→ **Vorliegender Text**
<<<<

Alternative für Deutschland - Baden-Württemberg

Offene Diskussionskultur bei den Gewerkschaften Fehlanzeige!

KV-HOHENLOHE-SCHWAEBISCHHALL - 08.10.2017

Absolut inakzeptables Verhalten des DGB! Mitglieder werden unter Druck gesetzt, und haben zum Teil Angst um ihren Arbeitsplatz wenn sie sich zur AfD bekennen. Statt hier im interesse der eigenen Mitglieder tätig zu werden und sich den Arbeitgebern mutig entgegenzustellen wie man es von einer Arbeitnehmervertretung eigentlich erwarten müsste betreibt man selbst eine einseitige Stimmungsmache gegen die eigenen Mitglieder welcher aus Sicht der Gewerkschaftsführung unliebsamme Ansichten vertreten.

Es wird Zeit, dass wir uns als AfD wehren und solche Aussagen wie von H. Hoffmann und anderen Gewerkschaftern nicht unwidersprochen zulassen.

Im Interesse unserer Mitglieder, Förderer, Unterstützer und Wähler müssen wir dieses Thema auf den Tisch bringen wenn nötig auch im Bundestag.

>>>>

→ **Aufgabenstellung**
Ersetze im Text zur Diskussionskultur bei den Gewerkschaften „mutig“ durch „entschlossen“ und gib dabei den Abschnitt zwischen „Alternative für Deutschland“ und „nicht unwidersprochen zulassen.“ einschließlich wieder.

→ **Datenauszug**
<<<<

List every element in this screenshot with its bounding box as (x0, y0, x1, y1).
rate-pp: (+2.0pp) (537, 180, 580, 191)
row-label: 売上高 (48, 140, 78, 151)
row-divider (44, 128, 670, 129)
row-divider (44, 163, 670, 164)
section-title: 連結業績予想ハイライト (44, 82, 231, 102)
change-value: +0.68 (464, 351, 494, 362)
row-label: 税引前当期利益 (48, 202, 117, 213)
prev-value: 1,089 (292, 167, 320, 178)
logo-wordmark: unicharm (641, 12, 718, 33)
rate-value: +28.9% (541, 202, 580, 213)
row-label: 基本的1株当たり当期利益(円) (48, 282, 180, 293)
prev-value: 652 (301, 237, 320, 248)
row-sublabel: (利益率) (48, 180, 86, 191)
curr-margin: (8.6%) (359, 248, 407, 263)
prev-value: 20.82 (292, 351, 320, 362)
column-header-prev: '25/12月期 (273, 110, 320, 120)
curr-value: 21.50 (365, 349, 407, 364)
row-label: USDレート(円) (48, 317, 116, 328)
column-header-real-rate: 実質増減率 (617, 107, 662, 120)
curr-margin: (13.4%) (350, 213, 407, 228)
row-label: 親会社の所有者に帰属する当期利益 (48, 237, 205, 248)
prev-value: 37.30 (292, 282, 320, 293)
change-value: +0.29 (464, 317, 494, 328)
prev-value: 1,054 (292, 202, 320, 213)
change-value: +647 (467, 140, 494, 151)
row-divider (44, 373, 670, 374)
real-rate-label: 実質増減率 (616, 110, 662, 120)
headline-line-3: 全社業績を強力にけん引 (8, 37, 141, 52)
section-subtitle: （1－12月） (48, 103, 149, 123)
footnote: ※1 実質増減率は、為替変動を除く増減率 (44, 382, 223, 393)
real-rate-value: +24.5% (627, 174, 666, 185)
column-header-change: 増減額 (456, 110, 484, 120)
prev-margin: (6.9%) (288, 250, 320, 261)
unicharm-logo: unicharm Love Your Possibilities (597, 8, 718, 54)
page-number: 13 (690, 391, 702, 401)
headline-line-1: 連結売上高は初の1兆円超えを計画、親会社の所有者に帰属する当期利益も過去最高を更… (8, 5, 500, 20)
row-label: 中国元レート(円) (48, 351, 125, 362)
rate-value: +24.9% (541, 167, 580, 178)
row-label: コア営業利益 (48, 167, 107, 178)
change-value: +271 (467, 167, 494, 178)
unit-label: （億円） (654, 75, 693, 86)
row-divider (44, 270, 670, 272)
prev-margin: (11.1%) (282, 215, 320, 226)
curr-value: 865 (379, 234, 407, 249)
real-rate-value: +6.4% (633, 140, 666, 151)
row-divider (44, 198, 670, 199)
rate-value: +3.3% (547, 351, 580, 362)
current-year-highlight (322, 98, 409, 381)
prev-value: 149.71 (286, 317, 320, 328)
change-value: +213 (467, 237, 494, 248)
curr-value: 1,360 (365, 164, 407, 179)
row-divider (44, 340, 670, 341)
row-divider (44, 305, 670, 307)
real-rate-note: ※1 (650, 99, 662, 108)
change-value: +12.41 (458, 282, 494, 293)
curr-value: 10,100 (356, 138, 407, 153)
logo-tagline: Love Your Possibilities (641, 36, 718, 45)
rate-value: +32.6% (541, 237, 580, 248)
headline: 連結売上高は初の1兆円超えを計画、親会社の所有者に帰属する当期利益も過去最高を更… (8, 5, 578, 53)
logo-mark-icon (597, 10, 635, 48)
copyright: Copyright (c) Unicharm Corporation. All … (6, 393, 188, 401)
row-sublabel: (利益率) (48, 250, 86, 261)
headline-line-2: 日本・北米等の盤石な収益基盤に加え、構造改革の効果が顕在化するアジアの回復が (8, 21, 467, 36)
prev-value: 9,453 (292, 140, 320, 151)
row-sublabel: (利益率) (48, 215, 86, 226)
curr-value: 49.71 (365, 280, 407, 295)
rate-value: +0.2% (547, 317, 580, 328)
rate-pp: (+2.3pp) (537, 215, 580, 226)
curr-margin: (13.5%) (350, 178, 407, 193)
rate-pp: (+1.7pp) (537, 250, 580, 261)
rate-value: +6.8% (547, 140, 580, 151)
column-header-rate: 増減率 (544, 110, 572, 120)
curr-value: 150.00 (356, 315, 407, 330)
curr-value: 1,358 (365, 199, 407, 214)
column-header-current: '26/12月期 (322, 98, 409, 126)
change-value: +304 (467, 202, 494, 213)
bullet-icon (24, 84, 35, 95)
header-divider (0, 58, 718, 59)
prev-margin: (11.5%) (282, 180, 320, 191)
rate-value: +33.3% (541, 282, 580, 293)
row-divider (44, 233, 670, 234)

>>>>

→ **Übungsergebnis**
Alternative für Deutschland - Baden-Württemberg

Offene Diskussionskultur bei den Gewerkschaften Fehlanzeige!

KV-HOHENLOHE-SCHWAEBISCHHALL - 08.10.2017

Absolut inakzeptables Verhalten des DGB! Mitglieder werden unter Druck gesetzt, und haben zum Teil Angst um ihren Arbeitsplatz wenn sie sich zur AfD bekennen. Statt hier im interesse der eigenen Mitglieder tätig zu werden und sich den Arbeitgebern entschlossen entgegenzustellen wie man es von einer Arbeitnehmervertretung eigentlich erwarten müsste betreibt man selbst eine einseitige Stimmungsmache gegen die eigenen Mitglieder welcher aus Sicht der Gewerkschaftsführung unliebsamme Ansichten vertreten.

Es wird Zeit, dass wir uns als AfD wehren und solche Aussagen wie von H. Hoffmann und anderen Gewerkschaftern nicht unwidersprochen zulassen.